Every entry below should be printed exactly, without its images.

◇ ◇ ◇

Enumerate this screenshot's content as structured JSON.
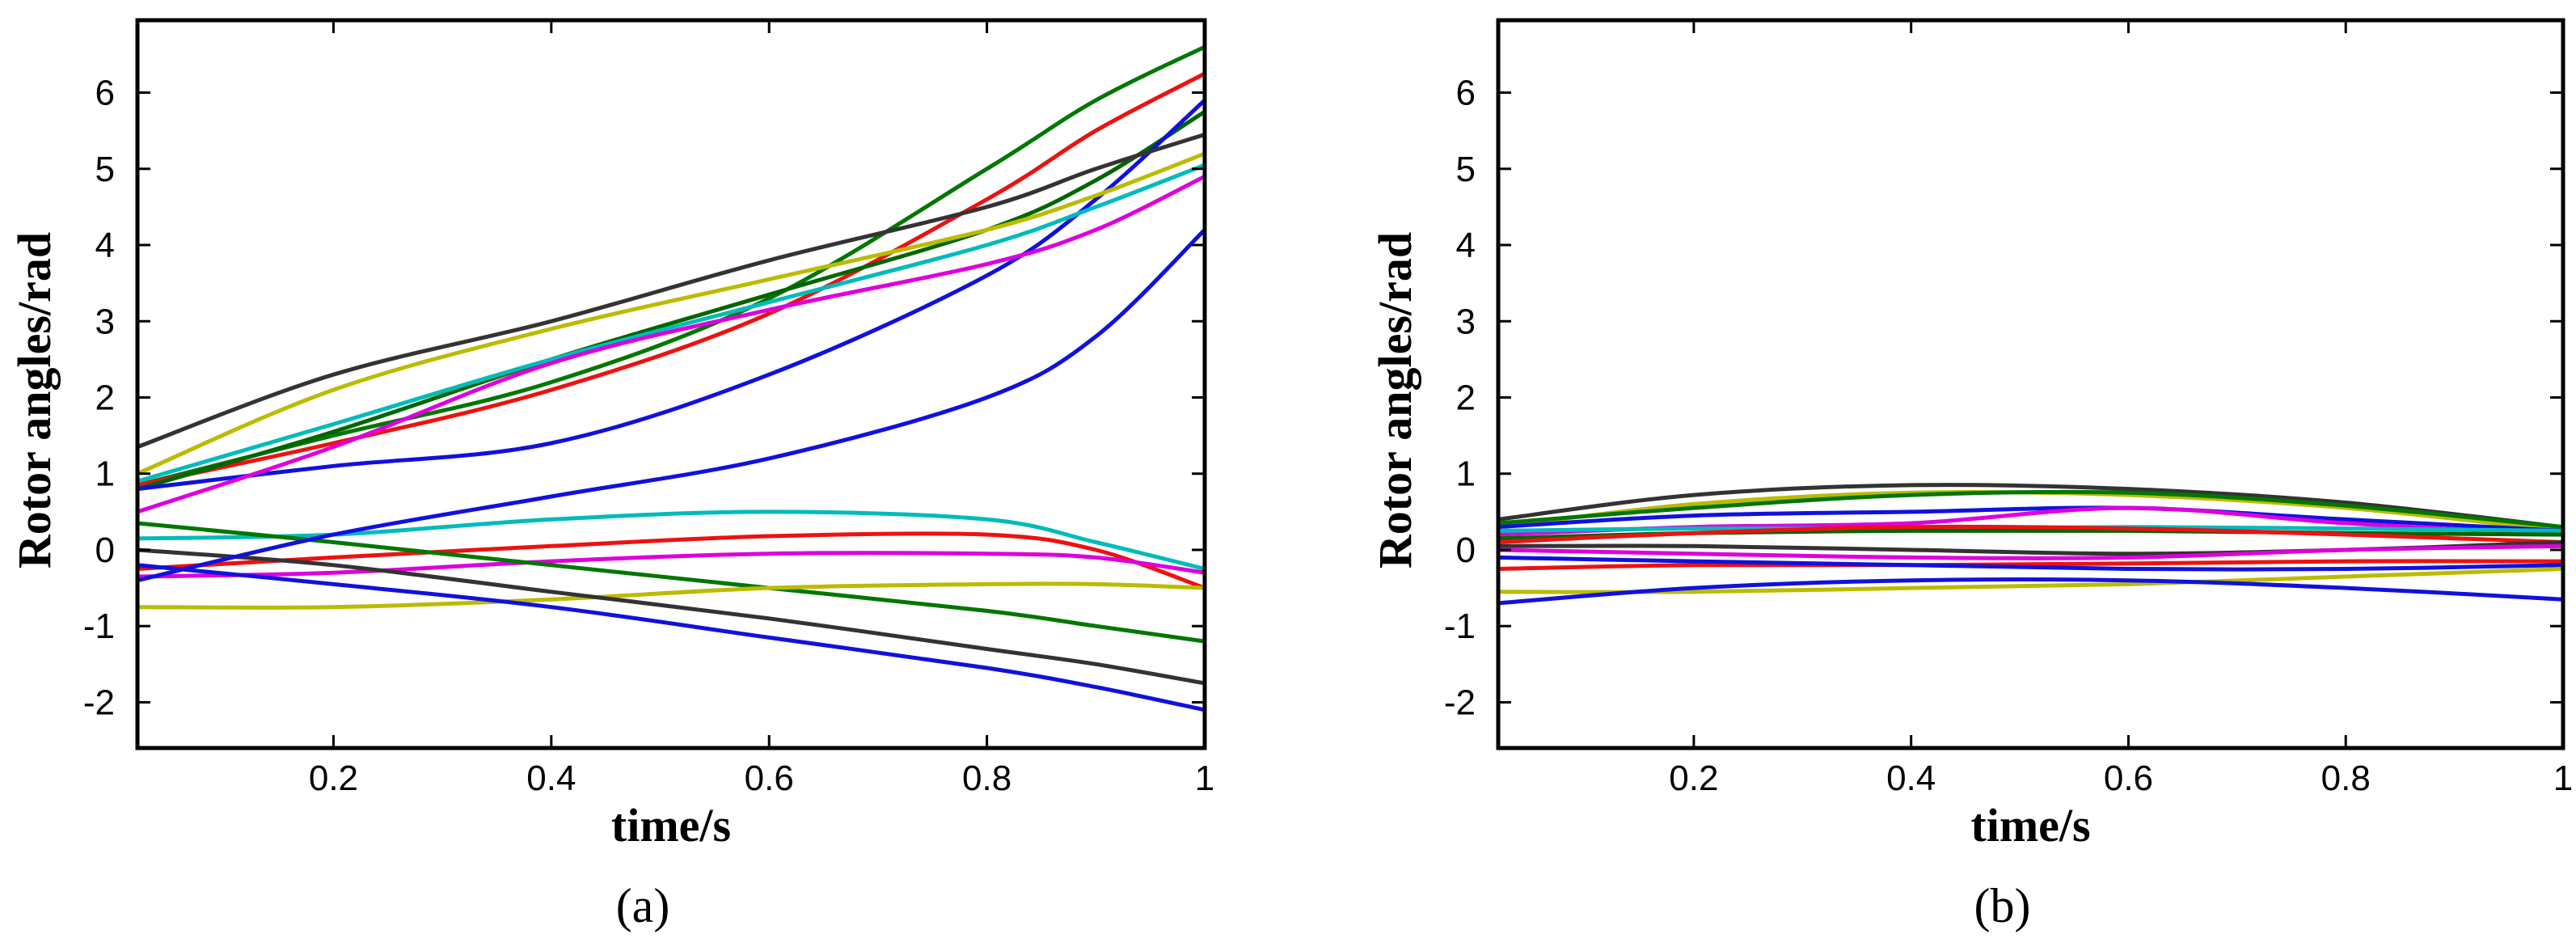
{
  "chart_data": [
    {
      "type": "line",
      "caption": "(a)",
      "xlabel": "time/s",
      "ylabel": "Rotor angles/rad",
      "xlim": [
        0.02,
        1.0
      ],
      "ylim": [
        -2.6,
        6.95
      ],
      "xticks": [
        0.2,
        0.4,
        0.6,
        0.8,
        1
      ],
      "xtick_labels": [
        "0.2",
        "0.4",
        "0.6",
        "0.8",
        "1"
      ],
      "yticks": [
        -2,
        -1,
        0,
        1,
        2,
        3,
        4,
        5,
        6
      ],
      "ytick_labels": [
        "-2",
        "-1",
        "0",
        "1",
        "2",
        "3",
        "4",
        "5",
        "6"
      ],
      "grid": false,
      "x": [
        0.02,
        0.2,
        0.4,
        0.6,
        0.8,
        0.9,
        1.0
      ],
      "series": [
        {
          "name": "green upper",
          "color": "#007700",
          "values": [
            0.85,
            1.5,
            2.2,
            3.3,
            5.0,
            5.9,
            6.6
          ]
        },
        {
          "name": "red upper",
          "color": "#ee1111",
          "values": [
            0.85,
            1.4,
            2.1,
            3.1,
            4.6,
            5.5,
            6.25
          ]
        },
        {
          "name": "dark green upper",
          "color": "#006600",
          "values": [
            0.8,
            1.55,
            2.5,
            3.35,
            4.2,
            4.85,
            5.75
          ]
        },
        {
          "name": "blue upper",
          "color": "#1111dd",
          "values": [
            0.8,
            1.1,
            1.4,
            2.3,
            3.6,
            4.6,
            5.9
          ]
        },
        {
          "name": "dark grey upper",
          "color": "#333333",
          "values": [
            1.35,
            2.3,
            3.0,
            3.8,
            4.5,
            5.0,
            5.45
          ]
        },
        {
          "name": "yellow upper",
          "color": "#bbbb00",
          "values": [
            1.0,
            2.1,
            2.9,
            3.55,
            4.2,
            4.65,
            5.2
          ]
        },
        {
          "name": "cyan upper",
          "color": "#00bbbb",
          "values": [
            0.9,
            1.65,
            2.5,
            3.25,
            4.0,
            4.5,
            5.05
          ]
        },
        {
          "name": "magenta upper",
          "color": "#dd00dd",
          "values": [
            0.5,
            1.35,
            2.45,
            3.15,
            3.75,
            4.2,
            4.9
          ]
        },
        {
          "name": "cyan lower",
          "color": "#00bbbb",
          "values": [
            0.15,
            0.2,
            0.4,
            0.5,
            0.4,
            0.1,
            -0.25
          ]
        },
        {
          "name": "red lower",
          "color": "#ee1111",
          "values": [
            -0.25,
            -0.1,
            0.05,
            0.18,
            0.2,
            0.0,
            -0.5
          ]
        },
        {
          "name": "magenta lower",
          "color": "#dd00dd",
          "values": [
            -0.35,
            -0.3,
            -0.15,
            -0.05,
            -0.05,
            -0.1,
            -0.3
          ]
        },
        {
          "name": "green lower",
          "color": "#007700",
          "values": [
            0.35,
            0.1,
            -0.2,
            -0.5,
            -0.8,
            -1.0,
            -1.2
          ]
        },
        {
          "name": "yellow lower",
          "color": "#bbbb00",
          "values": [
            -0.75,
            -0.75,
            -0.65,
            -0.5,
            -0.45,
            -0.45,
            -0.5
          ]
        },
        {
          "name": "dark grey lower",
          "color": "#333333",
          "values": [
            0.0,
            -0.2,
            -0.55,
            -0.9,
            -1.3,
            -1.5,
            -1.75
          ]
        },
        {
          "name": "blue lower",
          "color": "#1111dd",
          "values": [
            -0.2,
            -0.45,
            -0.75,
            -1.15,
            -1.55,
            -1.8,
            -2.1
          ]
        },
        {
          "name": "blue crossing",
          "color": "#1111dd",
          "values": [
            -0.4,
            0.2,
            0.7,
            1.2,
            2.0,
            2.8,
            4.2
          ]
        }
      ]
    },
    {
      "type": "line",
      "caption": "(b)",
      "xlabel": "time/s",
      "ylabel": "Rotor angles/rad",
      "xlim": [
        0.02,
        1.0
      ],
      "ylim": [
        -2.6,
        6.95
      ],
      "xticks": [
        0.2,
        0.4,
        0.6,
        0.8,
        1
      ],
      "xtick_labels": [
        "0.2",
        "0.4",
        "0.6",
        "0.8",
        "1"
      ],
      "yticks": [
        -2,
        -1,
        0,
        1,
        2,
        3,
        4,
        5,
        6
      ],
      "ytick_labels": [
        "-2",
        "-1",
        "0",
        "1",
        "2",
        "3",
        "4",
        "5",
        "6"
      ],
      "grid": false,
      "x": [
        0.02,
        0.2,
        0.4,
        0.6,
        0.8,
        1.0
      ],
      "series": [
        {
          "name": "dark grey",
          "color": "#333333",
          "values": [
            0.4,
            0.72,
            0.85,
            0.8,
            0.62,
            0.3
          ]
        },
        {
          "name": "yellow",
          "color": "#bbbb00",
          "values": [
            0.3,
            0.6,
            0.75,
            0.72,
            0.55,
            0.25
          ]
        },
        {
          "name": "green",
          "color": "#007700",
          "values": [
            0.35,
            0.55,
            0.72,
            0.75,
            0.58,
            0.3
          ]
        },
        {
          "name": "blue upper",
          "color": "#1111dd",
          "values": [
            0.3,
            0.45,
            0.5,
            0.55,
            0.4,
            0.25
          ]
        },
        {
          "name": "magenta upper",
          "color": "#dd00dd",
          "values": [
            0.2,
            0.3,
            0.35,
            0.55,
            0.35,
            0.2
          ]
        },
        {
          "name": "cyan",
          "color": "#00bbbb",
          "values": [
            0.25,
            0.28,
            0.28,
            0.3,
            0.28,
            0.25
          ]
        },
        {
          "name": "dark green",
          "color": "#006600",
          "values": [
            0.15,
            0.22,
            0.25,
            0.25,
            0.22,
            0.2
          ]
        },
        {
          "name": "red",
          "color": "#ee1111",
          "values": [
            0.1,
            0.22,
            0.3,
            0.28,
            0.2,
            0.1
          ]
        },
        {
          "name": "dark grey lower",
          "color": "#333333",
          "values": [
            0.05,
            0.05,
            0.0,
            -0.05,
            0.0,
            0.1
          ]
        },
        {
          "name": "magenta lower",
          "color": "#dd00dd",
          "values": [
            0.0,
            -0.05,
            -0.1,
            -0.1,
            0.0,
            0.05
          ]
        },
        {
          "name": "red lower",
          "color": "#ee1111",
          "values": [
            -0.25,
            -0.2,
            -0.2,
            -0.18,
            -0.15,
            -0.15
          ]
        },
        {
          "name": "blue middle",
          "color": "#1111dd",
          "values": [
            -0.1,
            -0.15,
            -0.2,
            -0.25,
            -0.25,
            -0.2
          ]
        },
        {
          "name": "yellow lower",
          "color": "#bbbb00",
          "values": [
            -0.55,
            -0.55,
            -0.5,
            -0.45,
            -0.35,
            -0.25
          ]
        },
        {
          "name": "blue lower",
          "color": "#1111dd",
          "values": [
            -0.7,
            -0.5,
            -0.4,
            -0.4,
            -0.5,
            -0.65
          ]
        }
      ]
    }
  ]
}
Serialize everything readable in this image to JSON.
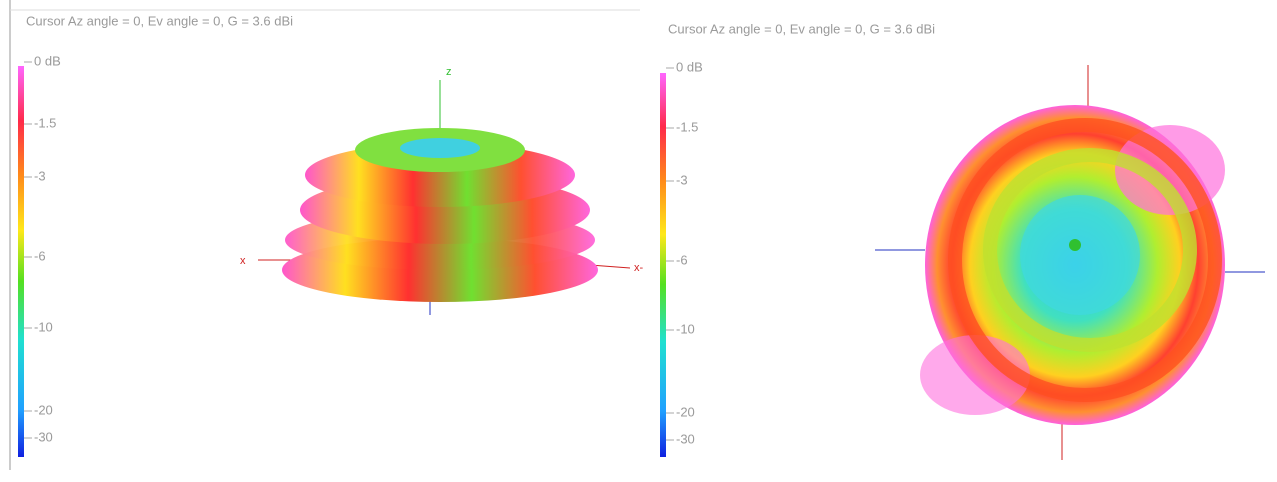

◇ ◇ ◇

**Task result:**
Enumerate this screenshot's content as structured JSON.
{
  "chart_data": [
    {
      "type": "line",
      "caption": "(a)",
      "xlabel": "time/s",
      "ylabel": "Rotor angles/rad",
      "xlim": [
        0.02,
        1.0
      ],
      "ylim": [
        -2.6,
        6.95
      ],
      "xticks": [
        0.2,
        0.4,
        0.6,
        0.8,
        1
      ],
      "xtick_labels": [
        "0.2",
        "0.4",
        "0.6",
        "0.8",
        "1"
      ],
      "yticks": [
        -2,
        -1,
        0,
        1,
        2,
        3,
        4,
        5,
        6
      ],
      "ytick_labels": [
        "-2",
        "-1",
        "0",
        "1",
        "2",
        "3",
        "4",
        "5",
        "6"
      ],
      "grid": false,
      "x": [
        0.02,
        0.2,
        0.4,
        0.6,
        0.8,
        0.9,
        1.0
      ],
      "series": [
        {
          "name": "green upper",
          "color": "#007700",
          "values": [
            0.85,
            1.5,
            2.2,
            3.3,
            5.0,
            5.9,
            6.6
          ]
        },
        {
          "name": "red upper",
          "color": "#ee1111",
          "values": [
            0.85,
            1.4,
            2.1,
            3.1,
            4.6,
            5.5,
            6.25
          ]
        },
        {
          "name": "dark green upper",
          "color": "#006600",
          "values": [
            0.8,
            1.55,
            2.5,
            3.35,
            4.2,
            4.85,
            5.75
          ]
        },
        {
          "name": "blue upper",
          "color": "#1111dd",
          "values": [
            0.8,
            1.1,
            1.4,
            2.3,
            3.6,
            4.6,
            5.9
          ]
        },
        {
          "name": "dark grey upper",
          "color": "#333333",
          "values": [
            1.35,
            2.3,
            3.0,
            3.8,
            4.5,
            5.0,
            5.45
          ]
        },
        {
          "name": "yellow upper",
          "color": "#bbbb00",
          "values": [
            1.0,
            2.1,
            2.9,
            3.55,
            4.2,
            4.65,
            5.2
          ]
        },
        {
          "name": "cyan upper",
          "color": "#00bbbb",
          "values": [
            0.9,
            1.65,
            2.5,
            3.25,
            4.0,
            4.5,
            5.05
          ]
        },
        {
          "name": "magenta upper",
          "color": "#dd00dd",
          "values": [
            0.5,
            1.35,
            2.45,
            3.15,
            3.75,
            4.2,
            4.9
          ]
        },
        {
          "name": "cyan lower",
          "color": "#00bbbb",
          "values": [
            0.15,
            0.2,
            0.4,
            0.5,
            0.4,
            0.1,
            -0.25
          ]
        },
        {
          "name": "red lower",
          "color": "#ee1111",
          "values": [
            -0.25,
            -0.1,
            0.05,
            0.18,
            0.2,
            0.0,
            -0.5
          ]
        },
        {
          "name": "magenta lower",
          "color": "#dd00dd",
          "values": [
            -0.35,
            -0.3,
            -0.15,
            -0.05,
            -0.05,
            -0.1,
            -0.3
          ]
        },
        {
          "name": "green lower",
          "color": "#007700",
          "values": [
            0.35,
            0.1,
            -0.2,
            -0.5,
            -0.8,
            -1.0,
            -1.2
          ]
        },
        {
          "name": "yellow lower",
          "color": "#bbbb00",
          "values": [
            -0.75,
            -0.75,
            -0.65,
            -0.5,
            -0.45,
            -0.45,
            -0.5
          ]
        },
        {
          "name": "dark grey lower",
          "color": "#333333",
          "values": [
            0.0,
            -0.2,
            -0.55,
            -0.9,
            -1.3,
            -1.5,
            -1.75
          ]
        },
        {
          "name": "blue lower",
          "color": "#1111dd",
          "values": [
            -0.2,
            -0.45,
            -0.75,
            -1.15,
            -1.55,
            -1.8,
            -2.1
          ]
        },
        {
          "name": "blue crossing",
          "color": "#1111dd",
          "values": [
            -0.4,
            0.2,
            0.7,
            1.2,
            2.0,
            2.8,
            4.2
          ]
        }
      ]
    },
    {
      "type": "line",
      "caption": "(b)",
      "xlabel": "time/s",
      "ylabel": "Rotor angles/rad",
      "xlim": [
        0.02,
        1.0
      ],
      "ylim": [
        -2.6,
        6.95
      ],
      "xticks": [
        0.2,
        0.4,
        0.6,
        0.8,
        1
      ],
      "xtick_labels": [
        "0.2",
        "0.4",
        "0.6",
        "0.8",
        "1"
      ],
      "yticks": [
        -2,
        -1,
        0,
        1,
        2,
        3,
        4,
        5,
        6
      ],
      "ytick_labels": [
        "-2",
        "-1",
        "0",
        "1",
        "2",
        "3",
        "4",
        "5",
        "6"
      ],
      "grid": false,
      "x": [
        0.02,
        0.2,
        0.4,
        0.6,
        0.8,
        1.0
      ],
      "series": [
        {
          "name": "dark grey",
          "color": "#333333",
          "values": [
            0.4,
            0.72,
            0.85,
            0.8,
            0.62,
            0.3
          ]
        },
        {
          "name": "yellow",
          "color": "#bbbb00",
          "values": [
            0.3,
            0.6,
            0.75,
            0.72,
            0.55,
            0.25
          ]
        },
        {
          "name": "green",
          "color": "#007700",
          "values": [
            0.35,
            0.55,
            0.72,
            0.75,
            0.58,
            0.3
          ]
        },
        {
          "name": "blue upper",
          "color": "#1111dd",
          "values": [
            0.3,
            0.45,
            0.5,
            0.55,
            0.4,
            0.25
          ]
        },
        {
          "name": "magenta upper",
          "color": "#dd00dd",
          "values": [
            0.2,
            0.3,
            0.35,
            0.55,
            0.35,
            0.2
          ]
        },
        {
          "name": "cyan",
          "color": "#00bbbb",
          "values": [
            0.25,
            0.28,
            0.28,
            0.3,
            0.28,
            0.25
          ]
        },
        {
          "name": "dark green",
          "color": "#006600",
          "values": [
            0.15,
            0.22,
            0.25,
            0.25,
            0.22,
            0.2
          ]
        },
        {
          "name": "red",
          "color": "#ee1111",
          "values": [
            0.1,
            0.22,
            0.3,
            0.28,
            0.2,
            0.1
          ]
        },
        {
          "name": "dark grey lower",
          "color": "#333333",
          "values": [
            0.05,
            0.05,
            0.0,
            -0.05,
            0.0,
            0.1
          ]
        },
        {
          "name": "magenta lower",
          "color": "#dd00dd",
          "values": [
            0.0,
            -0.05,
            -0.1,
            -0.1,
            0.0,
            0.05
          ]
        },
        {
          "name": "red lower",
          "color": "#ee1111",
          "values": [
            -0.25,
            -0.2,
            -0.2,
            -0.18,
            -0.15,
            -0.15
          ]
        },
        {
          "name": "blue middle",
          "color": "#1111dd",
          "values": [
            -0.1,
            -0.15,
            -0.2,
            -0.25,
            -0.25,
            -0.2
          ]
        },
        {
          "name": "yellow lower",
          "color": "#bbbb00",
          "values": [
            -0.55,
            -0.55,
            -0.5,
            -0.45,
            -0.35,
            -0.25
          ]
        },
        {
          "name": "blue lower",
          "color": "#1111dd",
          "values": [
            -0.7,
            -0.5,
            -0.4,
            -0.4,
            -0.5,
            -0.65
          ]
        }
      ]
    }
  ]
}
Serialize everything readable in this image to JSON.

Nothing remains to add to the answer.